» WRITTEN EXERCISE: Find all lines in the listing that include the word "obowiązki", then copy them.

---------- DATA TO PROCESS

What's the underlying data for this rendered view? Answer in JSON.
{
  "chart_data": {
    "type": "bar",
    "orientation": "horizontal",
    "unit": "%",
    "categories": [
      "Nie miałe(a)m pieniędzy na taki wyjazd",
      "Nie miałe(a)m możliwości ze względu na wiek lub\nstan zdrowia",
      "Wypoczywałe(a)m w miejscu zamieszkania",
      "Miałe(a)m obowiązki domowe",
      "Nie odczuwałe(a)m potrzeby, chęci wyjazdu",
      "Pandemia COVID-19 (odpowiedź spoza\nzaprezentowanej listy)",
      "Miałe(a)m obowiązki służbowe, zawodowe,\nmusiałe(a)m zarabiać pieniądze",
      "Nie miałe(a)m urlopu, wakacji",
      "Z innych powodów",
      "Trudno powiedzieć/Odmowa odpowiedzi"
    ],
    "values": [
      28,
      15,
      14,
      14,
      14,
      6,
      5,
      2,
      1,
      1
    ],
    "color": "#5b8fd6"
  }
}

--------------------

» ANSWER TO THIS EXERCISE:
      "Miałe(a)m obowiązki domowe",
      "Miałe(a)m obowiązki służbowe, zawodowe,\nmusiałe(a)m zarabiać pieniądze",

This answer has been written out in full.